BEGIN SUPPLIED INFORMATION
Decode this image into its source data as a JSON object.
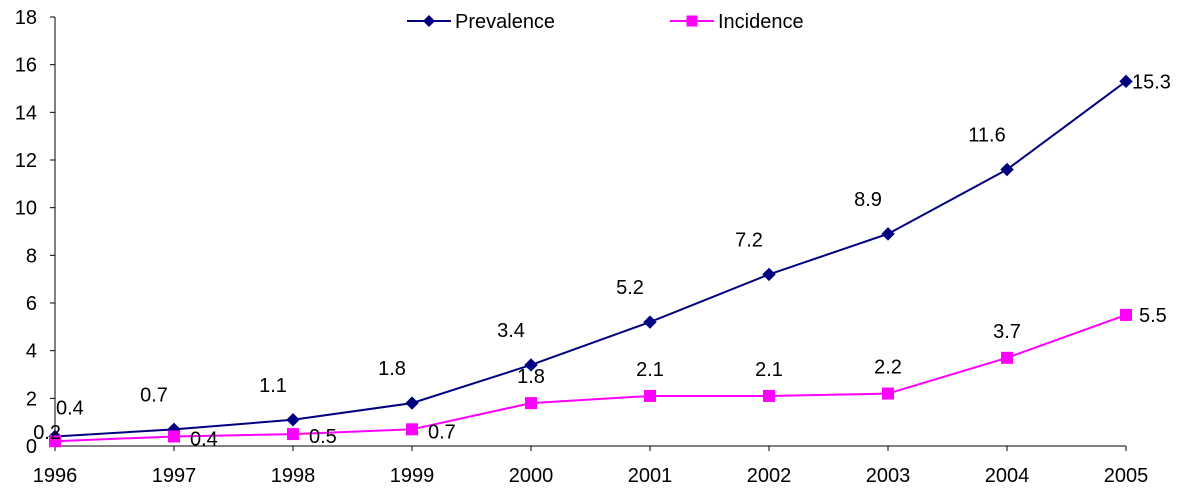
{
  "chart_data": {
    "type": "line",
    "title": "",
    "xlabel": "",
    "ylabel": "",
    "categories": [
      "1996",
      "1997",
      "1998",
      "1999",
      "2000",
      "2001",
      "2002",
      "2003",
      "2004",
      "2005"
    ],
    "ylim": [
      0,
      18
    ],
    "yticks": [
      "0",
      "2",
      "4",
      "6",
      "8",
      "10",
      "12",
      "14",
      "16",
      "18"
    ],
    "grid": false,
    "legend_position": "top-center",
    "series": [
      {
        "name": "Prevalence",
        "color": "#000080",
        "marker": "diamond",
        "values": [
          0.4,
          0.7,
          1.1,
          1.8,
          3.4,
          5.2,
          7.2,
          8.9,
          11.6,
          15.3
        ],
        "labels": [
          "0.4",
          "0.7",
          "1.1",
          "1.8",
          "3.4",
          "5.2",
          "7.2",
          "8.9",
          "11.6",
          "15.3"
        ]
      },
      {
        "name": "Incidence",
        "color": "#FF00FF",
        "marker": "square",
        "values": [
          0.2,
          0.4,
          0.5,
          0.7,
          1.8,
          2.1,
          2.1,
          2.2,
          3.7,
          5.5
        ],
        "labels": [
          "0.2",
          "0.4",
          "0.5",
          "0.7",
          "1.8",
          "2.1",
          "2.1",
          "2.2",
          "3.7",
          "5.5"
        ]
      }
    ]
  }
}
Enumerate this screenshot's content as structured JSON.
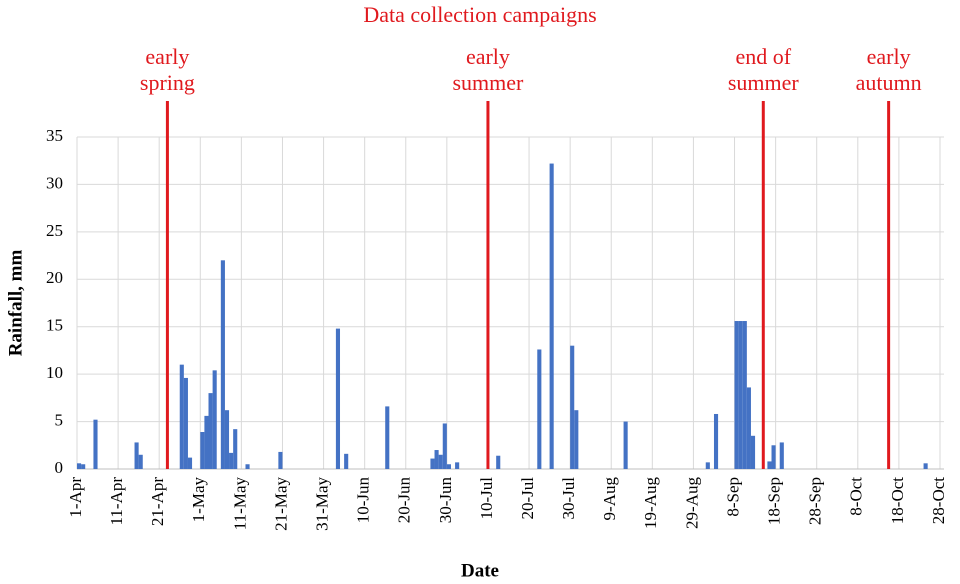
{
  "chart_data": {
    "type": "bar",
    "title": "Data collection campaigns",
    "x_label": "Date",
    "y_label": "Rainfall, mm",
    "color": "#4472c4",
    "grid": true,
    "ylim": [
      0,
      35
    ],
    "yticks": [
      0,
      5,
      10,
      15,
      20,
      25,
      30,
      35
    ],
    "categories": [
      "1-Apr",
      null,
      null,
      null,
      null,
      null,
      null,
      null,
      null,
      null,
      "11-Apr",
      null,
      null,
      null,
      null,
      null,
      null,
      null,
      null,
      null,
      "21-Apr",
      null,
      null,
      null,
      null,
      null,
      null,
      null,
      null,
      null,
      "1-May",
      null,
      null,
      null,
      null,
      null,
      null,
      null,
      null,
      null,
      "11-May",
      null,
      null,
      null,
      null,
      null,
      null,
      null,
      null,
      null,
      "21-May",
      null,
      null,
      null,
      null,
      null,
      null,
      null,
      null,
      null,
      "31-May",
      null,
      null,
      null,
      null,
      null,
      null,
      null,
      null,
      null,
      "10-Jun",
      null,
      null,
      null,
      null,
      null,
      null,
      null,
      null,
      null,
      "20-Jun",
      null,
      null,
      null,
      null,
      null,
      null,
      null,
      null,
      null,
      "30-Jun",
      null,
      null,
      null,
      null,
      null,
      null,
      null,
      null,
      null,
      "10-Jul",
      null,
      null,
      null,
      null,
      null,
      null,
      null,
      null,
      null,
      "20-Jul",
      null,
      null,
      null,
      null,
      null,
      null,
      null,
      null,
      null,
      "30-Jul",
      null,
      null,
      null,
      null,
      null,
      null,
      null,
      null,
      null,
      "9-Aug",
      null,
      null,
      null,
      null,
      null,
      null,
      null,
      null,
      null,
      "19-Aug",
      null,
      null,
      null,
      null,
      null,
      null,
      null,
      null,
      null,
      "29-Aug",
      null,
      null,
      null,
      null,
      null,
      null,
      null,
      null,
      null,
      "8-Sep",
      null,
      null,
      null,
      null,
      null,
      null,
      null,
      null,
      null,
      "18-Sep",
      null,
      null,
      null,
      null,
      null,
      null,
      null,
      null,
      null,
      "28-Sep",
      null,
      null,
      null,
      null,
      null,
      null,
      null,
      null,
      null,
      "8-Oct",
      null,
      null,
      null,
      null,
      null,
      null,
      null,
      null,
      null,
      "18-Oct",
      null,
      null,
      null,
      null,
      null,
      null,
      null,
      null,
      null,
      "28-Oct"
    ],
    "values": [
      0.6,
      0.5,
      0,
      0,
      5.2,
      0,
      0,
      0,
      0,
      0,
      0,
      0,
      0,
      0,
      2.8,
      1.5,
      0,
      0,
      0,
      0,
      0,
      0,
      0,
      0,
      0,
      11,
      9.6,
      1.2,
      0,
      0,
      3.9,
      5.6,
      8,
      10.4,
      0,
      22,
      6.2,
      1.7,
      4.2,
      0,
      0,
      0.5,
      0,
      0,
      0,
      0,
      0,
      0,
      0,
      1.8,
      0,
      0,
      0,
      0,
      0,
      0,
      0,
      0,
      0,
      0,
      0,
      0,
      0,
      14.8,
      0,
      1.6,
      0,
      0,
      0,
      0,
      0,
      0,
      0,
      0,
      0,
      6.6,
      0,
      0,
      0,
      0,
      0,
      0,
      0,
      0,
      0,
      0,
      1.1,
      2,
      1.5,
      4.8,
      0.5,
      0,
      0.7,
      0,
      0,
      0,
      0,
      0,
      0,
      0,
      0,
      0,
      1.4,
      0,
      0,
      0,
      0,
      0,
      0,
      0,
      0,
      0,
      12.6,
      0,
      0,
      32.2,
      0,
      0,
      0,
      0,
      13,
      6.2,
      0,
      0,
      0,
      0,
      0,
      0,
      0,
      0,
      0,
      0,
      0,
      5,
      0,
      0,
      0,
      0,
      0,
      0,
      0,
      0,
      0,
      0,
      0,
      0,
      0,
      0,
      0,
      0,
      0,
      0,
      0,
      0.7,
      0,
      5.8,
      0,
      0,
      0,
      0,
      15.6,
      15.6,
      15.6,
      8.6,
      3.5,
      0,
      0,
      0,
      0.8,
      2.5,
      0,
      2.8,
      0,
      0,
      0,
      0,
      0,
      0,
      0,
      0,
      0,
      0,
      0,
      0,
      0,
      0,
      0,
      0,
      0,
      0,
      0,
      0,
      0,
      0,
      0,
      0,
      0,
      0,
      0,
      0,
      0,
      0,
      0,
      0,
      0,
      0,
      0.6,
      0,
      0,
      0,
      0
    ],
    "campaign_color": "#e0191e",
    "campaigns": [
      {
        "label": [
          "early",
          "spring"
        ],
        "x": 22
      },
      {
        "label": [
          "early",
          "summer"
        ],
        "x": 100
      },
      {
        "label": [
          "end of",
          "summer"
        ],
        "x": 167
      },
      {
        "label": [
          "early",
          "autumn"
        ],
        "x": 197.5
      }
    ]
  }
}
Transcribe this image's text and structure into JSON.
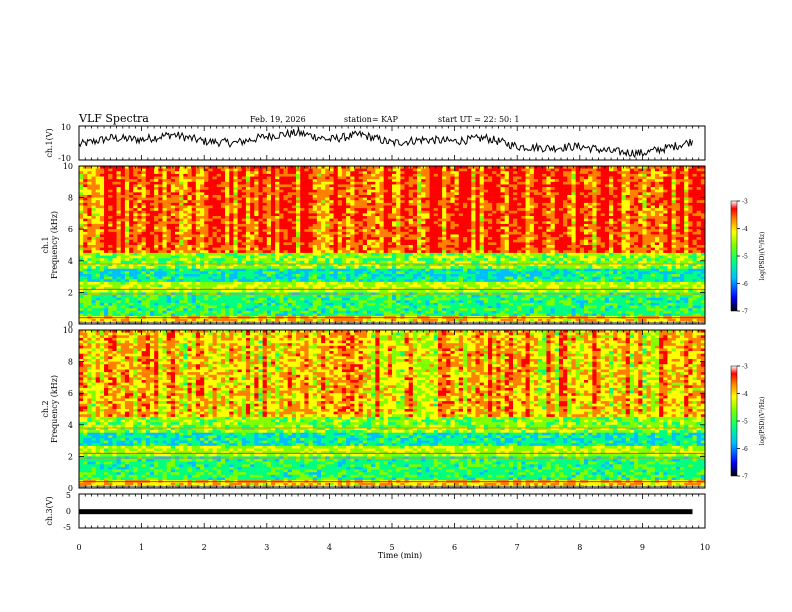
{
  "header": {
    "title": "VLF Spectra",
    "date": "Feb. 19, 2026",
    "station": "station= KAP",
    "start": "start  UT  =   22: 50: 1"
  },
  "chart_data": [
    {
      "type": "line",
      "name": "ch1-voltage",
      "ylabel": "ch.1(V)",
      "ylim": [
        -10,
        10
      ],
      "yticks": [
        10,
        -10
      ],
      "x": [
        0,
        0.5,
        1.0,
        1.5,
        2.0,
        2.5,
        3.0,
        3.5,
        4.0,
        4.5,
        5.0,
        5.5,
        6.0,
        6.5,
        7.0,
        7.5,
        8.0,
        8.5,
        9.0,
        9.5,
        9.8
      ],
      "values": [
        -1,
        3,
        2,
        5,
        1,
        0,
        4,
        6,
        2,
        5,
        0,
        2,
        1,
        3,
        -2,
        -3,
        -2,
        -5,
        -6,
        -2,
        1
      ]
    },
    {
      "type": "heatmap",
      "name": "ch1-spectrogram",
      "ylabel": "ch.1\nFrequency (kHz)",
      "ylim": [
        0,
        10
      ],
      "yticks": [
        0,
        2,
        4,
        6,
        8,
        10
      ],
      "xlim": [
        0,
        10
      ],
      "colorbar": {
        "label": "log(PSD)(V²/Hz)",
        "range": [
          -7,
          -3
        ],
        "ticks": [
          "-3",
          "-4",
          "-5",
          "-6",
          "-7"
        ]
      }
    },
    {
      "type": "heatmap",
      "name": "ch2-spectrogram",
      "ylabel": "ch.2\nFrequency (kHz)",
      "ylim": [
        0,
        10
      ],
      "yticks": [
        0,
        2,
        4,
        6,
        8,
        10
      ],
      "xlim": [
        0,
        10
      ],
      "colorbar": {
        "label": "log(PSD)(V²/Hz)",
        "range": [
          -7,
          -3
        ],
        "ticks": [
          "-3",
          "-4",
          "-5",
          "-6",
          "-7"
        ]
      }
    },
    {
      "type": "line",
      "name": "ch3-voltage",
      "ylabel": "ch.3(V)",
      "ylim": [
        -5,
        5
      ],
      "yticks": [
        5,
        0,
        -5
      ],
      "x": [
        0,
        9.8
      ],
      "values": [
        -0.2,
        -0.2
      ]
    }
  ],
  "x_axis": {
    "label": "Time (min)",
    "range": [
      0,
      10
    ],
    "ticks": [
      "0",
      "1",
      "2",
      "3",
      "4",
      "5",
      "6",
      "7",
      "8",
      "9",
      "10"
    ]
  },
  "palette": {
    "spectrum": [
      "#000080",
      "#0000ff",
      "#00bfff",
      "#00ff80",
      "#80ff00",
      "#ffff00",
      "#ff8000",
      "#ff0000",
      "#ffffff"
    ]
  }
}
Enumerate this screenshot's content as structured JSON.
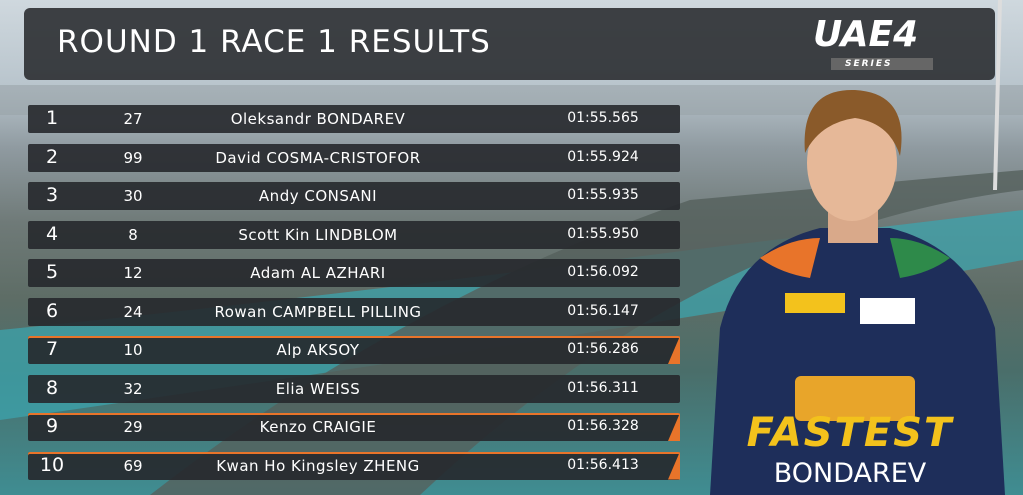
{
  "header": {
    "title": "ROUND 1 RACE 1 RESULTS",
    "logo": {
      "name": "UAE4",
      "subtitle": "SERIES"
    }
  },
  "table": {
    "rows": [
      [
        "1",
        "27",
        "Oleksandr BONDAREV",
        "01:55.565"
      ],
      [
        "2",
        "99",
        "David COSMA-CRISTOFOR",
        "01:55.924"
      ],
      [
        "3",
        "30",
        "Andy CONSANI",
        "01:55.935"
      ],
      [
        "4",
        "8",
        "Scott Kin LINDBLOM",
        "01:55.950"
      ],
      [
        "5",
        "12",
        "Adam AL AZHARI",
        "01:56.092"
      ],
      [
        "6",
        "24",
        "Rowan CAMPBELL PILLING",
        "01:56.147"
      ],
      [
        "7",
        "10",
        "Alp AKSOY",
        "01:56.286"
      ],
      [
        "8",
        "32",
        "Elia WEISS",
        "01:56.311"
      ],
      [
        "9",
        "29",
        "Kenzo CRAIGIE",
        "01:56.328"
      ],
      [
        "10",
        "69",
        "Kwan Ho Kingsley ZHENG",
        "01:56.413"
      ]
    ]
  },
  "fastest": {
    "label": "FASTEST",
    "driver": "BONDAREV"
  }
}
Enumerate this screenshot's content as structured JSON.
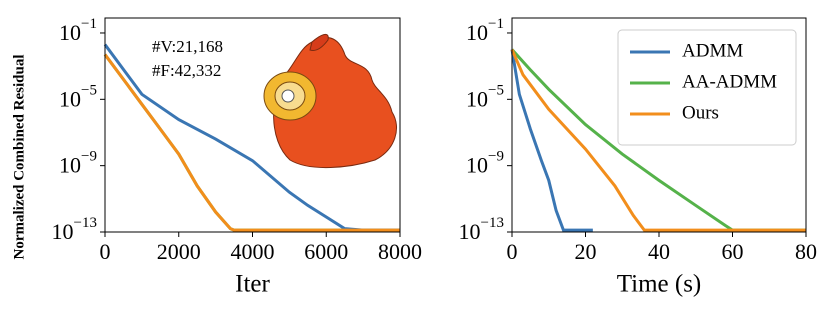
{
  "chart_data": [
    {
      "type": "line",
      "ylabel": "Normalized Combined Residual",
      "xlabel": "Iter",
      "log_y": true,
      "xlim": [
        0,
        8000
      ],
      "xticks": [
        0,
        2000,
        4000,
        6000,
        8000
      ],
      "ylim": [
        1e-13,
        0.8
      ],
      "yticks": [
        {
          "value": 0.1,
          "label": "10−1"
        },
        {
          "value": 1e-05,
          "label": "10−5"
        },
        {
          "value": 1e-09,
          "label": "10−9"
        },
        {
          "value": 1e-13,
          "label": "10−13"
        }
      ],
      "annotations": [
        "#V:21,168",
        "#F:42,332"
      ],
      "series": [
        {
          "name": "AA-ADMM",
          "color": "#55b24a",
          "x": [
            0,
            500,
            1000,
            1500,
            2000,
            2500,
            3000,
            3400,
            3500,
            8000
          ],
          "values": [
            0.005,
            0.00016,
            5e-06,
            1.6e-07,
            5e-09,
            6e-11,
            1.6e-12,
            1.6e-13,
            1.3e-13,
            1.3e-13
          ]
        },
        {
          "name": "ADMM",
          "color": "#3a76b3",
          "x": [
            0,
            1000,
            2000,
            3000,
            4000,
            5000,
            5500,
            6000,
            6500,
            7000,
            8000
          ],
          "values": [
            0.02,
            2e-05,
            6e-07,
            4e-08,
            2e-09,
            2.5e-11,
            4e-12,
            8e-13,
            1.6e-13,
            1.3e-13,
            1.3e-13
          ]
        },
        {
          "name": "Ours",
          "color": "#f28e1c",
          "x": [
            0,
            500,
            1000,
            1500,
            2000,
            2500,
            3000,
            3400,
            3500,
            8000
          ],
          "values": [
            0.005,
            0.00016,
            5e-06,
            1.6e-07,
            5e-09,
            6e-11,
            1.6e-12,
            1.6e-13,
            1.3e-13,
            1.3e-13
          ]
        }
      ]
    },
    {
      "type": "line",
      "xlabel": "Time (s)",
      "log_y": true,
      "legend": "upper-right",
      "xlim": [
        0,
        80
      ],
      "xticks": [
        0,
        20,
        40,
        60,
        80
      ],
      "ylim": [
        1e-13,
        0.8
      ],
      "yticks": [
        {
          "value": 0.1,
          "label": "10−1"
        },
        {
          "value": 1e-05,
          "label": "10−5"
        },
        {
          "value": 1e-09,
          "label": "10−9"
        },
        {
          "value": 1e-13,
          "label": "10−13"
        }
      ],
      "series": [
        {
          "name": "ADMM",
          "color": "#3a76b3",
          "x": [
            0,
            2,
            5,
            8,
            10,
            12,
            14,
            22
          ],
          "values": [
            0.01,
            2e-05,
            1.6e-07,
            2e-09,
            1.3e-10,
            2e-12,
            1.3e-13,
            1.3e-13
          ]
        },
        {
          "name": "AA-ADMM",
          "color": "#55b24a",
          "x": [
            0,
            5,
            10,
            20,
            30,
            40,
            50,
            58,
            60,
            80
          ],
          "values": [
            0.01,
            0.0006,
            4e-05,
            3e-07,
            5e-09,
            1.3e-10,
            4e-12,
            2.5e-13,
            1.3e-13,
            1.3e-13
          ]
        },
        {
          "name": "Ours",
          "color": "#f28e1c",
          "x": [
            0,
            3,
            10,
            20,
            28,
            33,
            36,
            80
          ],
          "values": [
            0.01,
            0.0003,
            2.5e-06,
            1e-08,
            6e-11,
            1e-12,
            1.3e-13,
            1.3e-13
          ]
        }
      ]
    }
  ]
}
END SUPPLIED INFORMATION
**EXERCISE INSTRUCTIONS:** Give only the number of lines that include the word "spectrogram".

**SOLUTION:** 2